··· Stored data

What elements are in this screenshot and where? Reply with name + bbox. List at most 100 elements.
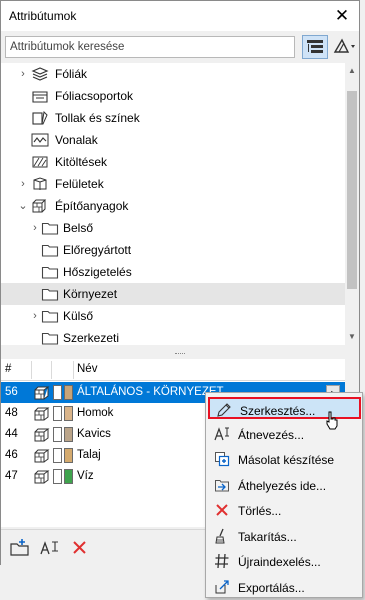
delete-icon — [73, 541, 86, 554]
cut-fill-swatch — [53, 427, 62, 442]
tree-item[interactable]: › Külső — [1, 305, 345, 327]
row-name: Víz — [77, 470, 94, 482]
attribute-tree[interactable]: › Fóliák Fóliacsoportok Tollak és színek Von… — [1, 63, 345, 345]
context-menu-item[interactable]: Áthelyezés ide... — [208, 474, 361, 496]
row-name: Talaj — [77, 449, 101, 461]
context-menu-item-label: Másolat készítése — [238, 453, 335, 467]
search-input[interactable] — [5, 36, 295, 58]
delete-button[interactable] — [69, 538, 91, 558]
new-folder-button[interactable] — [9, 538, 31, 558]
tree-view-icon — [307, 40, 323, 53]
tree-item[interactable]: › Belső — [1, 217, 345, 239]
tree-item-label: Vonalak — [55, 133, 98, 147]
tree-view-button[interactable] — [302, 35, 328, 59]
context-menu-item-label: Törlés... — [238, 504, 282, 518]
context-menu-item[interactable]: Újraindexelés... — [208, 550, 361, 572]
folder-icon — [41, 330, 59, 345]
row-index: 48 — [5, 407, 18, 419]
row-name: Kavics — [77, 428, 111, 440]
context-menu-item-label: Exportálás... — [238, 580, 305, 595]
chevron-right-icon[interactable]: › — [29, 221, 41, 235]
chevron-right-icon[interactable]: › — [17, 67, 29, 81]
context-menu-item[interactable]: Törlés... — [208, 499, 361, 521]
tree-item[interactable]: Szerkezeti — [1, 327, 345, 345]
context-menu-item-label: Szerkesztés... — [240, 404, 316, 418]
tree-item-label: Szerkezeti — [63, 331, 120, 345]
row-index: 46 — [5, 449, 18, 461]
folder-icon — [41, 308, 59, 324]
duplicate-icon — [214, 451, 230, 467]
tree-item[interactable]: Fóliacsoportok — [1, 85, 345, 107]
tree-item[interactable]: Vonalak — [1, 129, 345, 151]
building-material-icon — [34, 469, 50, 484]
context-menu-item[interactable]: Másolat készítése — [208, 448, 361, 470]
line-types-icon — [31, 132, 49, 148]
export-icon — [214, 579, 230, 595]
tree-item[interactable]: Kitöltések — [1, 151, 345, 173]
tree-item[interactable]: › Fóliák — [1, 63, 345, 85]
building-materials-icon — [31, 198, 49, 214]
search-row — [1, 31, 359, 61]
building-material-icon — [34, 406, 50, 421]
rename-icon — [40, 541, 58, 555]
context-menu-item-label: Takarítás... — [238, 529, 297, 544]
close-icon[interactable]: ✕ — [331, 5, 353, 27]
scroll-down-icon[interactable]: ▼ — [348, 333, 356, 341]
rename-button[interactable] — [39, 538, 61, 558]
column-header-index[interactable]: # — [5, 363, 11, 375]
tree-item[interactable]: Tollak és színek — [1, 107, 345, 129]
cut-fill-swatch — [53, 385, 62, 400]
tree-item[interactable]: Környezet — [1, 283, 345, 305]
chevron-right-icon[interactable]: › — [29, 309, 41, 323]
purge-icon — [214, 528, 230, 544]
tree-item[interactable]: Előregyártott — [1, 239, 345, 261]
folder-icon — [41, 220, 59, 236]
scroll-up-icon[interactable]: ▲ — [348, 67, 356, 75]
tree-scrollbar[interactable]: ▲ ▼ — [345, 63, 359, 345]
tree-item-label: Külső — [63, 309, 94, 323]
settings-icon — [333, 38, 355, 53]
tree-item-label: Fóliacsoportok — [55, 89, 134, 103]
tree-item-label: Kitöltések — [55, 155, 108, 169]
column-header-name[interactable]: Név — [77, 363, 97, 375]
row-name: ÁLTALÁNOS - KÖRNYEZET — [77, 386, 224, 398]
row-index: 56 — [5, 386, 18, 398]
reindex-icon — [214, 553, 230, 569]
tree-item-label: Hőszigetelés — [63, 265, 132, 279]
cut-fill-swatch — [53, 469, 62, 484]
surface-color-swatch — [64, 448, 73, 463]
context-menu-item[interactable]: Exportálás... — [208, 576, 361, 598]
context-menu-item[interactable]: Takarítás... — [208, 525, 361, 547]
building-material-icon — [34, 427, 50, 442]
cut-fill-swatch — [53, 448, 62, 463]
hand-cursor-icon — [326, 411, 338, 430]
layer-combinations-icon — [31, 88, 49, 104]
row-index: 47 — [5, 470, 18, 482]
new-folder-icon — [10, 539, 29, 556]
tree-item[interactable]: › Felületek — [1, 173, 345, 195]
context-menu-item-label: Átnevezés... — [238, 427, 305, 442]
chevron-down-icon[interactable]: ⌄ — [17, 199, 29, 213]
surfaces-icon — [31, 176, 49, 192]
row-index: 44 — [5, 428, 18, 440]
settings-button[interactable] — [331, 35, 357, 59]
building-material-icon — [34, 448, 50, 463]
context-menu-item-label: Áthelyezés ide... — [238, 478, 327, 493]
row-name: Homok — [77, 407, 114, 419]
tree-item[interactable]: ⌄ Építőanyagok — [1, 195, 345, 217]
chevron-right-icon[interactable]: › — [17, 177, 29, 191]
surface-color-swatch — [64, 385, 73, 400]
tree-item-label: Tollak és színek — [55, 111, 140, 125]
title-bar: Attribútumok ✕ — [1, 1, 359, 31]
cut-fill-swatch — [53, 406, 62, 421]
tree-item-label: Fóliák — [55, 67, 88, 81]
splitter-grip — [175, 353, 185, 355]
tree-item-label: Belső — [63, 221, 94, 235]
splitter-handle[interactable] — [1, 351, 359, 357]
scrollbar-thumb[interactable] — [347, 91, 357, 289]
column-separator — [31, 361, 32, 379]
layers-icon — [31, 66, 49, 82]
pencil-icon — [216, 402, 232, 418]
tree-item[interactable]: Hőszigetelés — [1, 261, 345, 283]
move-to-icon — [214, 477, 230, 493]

······
··· Stored data

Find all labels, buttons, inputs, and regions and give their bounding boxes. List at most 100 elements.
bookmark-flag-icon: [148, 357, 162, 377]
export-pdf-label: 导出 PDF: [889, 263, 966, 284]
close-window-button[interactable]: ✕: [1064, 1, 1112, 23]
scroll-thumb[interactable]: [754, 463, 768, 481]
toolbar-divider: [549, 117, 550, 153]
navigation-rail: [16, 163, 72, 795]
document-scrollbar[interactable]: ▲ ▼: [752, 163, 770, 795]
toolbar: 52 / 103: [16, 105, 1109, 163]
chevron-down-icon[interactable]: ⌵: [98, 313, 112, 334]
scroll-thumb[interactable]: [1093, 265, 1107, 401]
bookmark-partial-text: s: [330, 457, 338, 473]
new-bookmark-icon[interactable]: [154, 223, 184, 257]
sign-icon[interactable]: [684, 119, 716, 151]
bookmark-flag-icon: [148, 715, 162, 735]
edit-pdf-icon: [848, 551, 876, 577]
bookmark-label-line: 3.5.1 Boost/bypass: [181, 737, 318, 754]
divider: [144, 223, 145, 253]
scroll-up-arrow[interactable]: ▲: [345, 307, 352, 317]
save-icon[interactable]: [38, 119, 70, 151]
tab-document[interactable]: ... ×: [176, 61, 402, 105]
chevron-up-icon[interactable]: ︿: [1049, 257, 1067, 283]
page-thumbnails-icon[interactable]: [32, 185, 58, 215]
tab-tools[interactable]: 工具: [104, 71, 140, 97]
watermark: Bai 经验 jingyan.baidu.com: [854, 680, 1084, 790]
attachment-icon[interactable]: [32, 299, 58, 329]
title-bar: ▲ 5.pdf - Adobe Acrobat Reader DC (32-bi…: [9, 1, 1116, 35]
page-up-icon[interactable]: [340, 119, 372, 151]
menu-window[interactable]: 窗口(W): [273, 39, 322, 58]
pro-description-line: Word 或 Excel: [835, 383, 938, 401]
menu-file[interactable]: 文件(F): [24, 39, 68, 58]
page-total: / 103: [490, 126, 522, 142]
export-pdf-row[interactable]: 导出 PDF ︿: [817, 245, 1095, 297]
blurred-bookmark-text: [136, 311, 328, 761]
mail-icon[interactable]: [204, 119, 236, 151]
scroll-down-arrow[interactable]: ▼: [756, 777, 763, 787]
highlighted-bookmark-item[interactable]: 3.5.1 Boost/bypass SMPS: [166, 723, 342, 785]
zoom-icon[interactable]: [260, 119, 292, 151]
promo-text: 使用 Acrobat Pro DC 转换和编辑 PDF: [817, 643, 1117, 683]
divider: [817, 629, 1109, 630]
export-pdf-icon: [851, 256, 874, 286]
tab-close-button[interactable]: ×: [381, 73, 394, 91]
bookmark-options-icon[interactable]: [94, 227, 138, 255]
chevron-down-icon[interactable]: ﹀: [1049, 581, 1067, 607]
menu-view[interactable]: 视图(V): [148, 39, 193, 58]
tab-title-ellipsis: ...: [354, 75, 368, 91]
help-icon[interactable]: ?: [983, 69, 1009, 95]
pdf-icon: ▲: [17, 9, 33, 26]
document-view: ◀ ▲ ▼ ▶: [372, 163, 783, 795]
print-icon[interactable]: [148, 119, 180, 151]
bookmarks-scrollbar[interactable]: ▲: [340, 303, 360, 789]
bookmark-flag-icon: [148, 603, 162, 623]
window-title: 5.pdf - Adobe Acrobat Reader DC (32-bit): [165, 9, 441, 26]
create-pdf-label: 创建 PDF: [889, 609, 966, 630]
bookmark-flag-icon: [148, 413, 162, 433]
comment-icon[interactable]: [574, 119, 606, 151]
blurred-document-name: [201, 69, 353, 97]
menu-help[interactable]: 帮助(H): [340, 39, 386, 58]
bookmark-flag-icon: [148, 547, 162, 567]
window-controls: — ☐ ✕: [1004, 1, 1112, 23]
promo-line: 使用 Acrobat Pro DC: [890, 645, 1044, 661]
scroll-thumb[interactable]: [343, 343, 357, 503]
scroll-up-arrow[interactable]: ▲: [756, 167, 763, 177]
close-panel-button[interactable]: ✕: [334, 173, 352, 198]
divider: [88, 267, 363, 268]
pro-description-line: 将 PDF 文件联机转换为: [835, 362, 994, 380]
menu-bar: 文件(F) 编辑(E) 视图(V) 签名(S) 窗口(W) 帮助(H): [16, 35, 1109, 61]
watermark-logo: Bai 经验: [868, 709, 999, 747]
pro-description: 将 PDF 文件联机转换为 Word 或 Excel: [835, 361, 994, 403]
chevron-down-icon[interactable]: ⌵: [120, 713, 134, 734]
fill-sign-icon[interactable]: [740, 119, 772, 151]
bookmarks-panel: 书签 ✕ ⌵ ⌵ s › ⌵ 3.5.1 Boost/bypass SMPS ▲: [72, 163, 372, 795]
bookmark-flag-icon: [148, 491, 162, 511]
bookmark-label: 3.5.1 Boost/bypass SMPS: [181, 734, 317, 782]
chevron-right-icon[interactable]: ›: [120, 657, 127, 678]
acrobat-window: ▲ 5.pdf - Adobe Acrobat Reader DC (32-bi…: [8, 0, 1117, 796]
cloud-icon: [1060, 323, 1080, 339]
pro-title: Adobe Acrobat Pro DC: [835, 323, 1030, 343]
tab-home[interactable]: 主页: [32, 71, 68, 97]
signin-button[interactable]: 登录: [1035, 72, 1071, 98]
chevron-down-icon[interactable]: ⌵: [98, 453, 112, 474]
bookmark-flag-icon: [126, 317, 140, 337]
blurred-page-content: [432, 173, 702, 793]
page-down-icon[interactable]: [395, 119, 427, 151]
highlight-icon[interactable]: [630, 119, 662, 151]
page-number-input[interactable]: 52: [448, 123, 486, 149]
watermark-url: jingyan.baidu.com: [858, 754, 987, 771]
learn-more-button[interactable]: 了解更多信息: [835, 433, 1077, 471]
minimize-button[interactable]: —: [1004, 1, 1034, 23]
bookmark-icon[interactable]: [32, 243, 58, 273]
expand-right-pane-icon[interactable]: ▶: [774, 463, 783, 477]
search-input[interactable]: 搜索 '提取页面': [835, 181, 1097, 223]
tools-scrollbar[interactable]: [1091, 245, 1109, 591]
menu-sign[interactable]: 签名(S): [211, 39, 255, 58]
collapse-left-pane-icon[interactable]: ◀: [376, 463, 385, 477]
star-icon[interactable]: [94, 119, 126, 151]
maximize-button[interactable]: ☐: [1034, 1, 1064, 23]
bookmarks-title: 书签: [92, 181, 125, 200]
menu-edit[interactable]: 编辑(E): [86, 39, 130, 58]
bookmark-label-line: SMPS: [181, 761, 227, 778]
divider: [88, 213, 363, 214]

······

Retype the entries from the line containing "Find all labels, buttons, inputs, and" through the line containing "toolbar-divider: [549, 117, 550, 153]", keeping both of those lines.

Expected answer.
Find all labels, buttons, inputs, and regions and give their bounding boxes. List at most 100 elements.
bookmark-flag-icon: [148, 357, 162, 377]
export-pdf-label: 导出 PDF: [889, 263, 966, 284]
close-window-button[interactable]: ✕: [1064, 1, 1112, 23]
scroll-thumb[interactable]: [754, 463, 768, 481]
toolbar-divider: [549, 117, 550, 153]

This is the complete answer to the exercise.